> **Data entries**
______________________________
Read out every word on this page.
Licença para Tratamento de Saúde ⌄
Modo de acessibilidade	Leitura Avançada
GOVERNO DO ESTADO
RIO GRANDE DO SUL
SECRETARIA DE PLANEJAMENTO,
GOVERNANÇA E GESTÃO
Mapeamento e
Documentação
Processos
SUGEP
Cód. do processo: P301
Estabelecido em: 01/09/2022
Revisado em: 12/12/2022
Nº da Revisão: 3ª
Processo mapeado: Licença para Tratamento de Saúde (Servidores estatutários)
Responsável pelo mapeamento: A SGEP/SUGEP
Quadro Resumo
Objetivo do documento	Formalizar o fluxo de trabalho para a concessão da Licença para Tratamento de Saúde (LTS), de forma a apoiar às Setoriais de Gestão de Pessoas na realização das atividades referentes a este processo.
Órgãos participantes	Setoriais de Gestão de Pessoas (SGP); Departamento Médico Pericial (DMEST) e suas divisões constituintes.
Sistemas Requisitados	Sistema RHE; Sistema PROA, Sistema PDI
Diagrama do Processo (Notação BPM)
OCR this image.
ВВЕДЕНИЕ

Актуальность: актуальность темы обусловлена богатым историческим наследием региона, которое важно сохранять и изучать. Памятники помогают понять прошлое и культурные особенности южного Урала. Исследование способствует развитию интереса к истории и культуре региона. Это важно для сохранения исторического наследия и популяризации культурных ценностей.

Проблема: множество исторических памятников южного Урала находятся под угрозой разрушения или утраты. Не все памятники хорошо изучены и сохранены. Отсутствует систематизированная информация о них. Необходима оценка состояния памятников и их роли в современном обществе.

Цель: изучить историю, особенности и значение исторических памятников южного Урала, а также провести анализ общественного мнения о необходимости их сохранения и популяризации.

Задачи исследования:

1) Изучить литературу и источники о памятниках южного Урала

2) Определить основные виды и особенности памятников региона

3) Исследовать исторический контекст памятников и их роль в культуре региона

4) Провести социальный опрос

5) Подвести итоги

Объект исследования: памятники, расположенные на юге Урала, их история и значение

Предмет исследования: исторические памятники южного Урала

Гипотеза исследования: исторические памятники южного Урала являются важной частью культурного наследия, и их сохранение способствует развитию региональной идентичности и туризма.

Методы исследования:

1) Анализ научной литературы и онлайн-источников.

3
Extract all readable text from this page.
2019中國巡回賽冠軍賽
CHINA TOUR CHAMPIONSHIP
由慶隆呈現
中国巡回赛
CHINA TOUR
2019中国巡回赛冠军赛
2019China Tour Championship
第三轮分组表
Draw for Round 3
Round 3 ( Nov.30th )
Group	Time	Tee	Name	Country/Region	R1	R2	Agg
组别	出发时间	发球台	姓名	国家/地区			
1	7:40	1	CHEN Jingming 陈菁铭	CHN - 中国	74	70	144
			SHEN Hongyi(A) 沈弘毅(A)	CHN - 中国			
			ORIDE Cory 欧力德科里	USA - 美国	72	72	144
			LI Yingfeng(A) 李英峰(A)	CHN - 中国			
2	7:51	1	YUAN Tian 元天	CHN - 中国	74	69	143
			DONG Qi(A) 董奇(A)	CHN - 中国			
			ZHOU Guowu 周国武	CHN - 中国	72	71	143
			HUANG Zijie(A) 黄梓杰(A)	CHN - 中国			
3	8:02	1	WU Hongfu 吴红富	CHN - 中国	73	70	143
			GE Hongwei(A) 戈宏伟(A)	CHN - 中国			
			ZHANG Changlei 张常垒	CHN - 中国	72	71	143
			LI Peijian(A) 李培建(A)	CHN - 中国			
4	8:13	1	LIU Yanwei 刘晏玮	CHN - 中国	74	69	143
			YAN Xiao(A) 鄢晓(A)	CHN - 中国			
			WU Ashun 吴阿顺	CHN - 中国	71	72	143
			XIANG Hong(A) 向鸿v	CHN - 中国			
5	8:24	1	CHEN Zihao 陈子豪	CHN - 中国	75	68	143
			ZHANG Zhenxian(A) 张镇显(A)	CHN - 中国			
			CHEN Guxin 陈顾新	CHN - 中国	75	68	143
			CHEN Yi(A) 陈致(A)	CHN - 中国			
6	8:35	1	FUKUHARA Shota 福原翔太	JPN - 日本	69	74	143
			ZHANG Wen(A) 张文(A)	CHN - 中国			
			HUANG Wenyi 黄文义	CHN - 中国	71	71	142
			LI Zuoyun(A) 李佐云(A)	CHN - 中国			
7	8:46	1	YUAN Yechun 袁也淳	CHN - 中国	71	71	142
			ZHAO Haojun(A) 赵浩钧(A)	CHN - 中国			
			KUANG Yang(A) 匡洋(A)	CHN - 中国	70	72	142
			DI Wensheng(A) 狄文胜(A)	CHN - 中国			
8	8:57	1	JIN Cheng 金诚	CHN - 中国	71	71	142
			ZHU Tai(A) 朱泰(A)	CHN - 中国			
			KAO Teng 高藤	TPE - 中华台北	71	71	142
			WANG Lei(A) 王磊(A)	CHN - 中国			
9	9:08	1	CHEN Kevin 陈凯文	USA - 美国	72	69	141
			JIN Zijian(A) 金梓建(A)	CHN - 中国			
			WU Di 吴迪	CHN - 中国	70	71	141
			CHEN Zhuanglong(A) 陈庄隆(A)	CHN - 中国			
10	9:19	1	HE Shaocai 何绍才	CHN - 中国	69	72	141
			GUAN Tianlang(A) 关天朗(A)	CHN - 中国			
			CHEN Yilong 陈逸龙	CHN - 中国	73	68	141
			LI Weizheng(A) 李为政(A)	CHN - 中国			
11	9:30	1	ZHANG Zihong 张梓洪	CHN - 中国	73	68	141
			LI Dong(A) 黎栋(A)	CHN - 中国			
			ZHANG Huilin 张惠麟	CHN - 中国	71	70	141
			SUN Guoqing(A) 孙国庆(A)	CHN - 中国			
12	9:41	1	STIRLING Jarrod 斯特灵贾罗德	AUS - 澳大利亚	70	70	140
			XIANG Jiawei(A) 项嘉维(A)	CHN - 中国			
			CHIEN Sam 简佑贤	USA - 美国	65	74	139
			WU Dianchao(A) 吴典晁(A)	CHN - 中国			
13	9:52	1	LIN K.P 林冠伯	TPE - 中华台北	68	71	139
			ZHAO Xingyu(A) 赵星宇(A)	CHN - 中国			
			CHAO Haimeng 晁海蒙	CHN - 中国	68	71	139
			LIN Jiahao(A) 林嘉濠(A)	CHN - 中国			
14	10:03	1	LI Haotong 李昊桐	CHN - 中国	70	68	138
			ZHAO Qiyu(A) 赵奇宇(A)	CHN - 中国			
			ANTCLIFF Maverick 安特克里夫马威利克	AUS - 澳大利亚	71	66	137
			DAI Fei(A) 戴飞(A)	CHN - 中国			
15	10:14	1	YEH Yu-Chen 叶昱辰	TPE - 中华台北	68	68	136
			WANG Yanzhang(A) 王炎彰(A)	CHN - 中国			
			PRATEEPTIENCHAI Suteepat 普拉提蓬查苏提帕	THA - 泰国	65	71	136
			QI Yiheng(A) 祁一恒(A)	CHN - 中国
______________________________
> **Short problem**
Check every line of the listing for the string "исторические" and report how many lines have it, as a number alone.

> **Result of the task**
2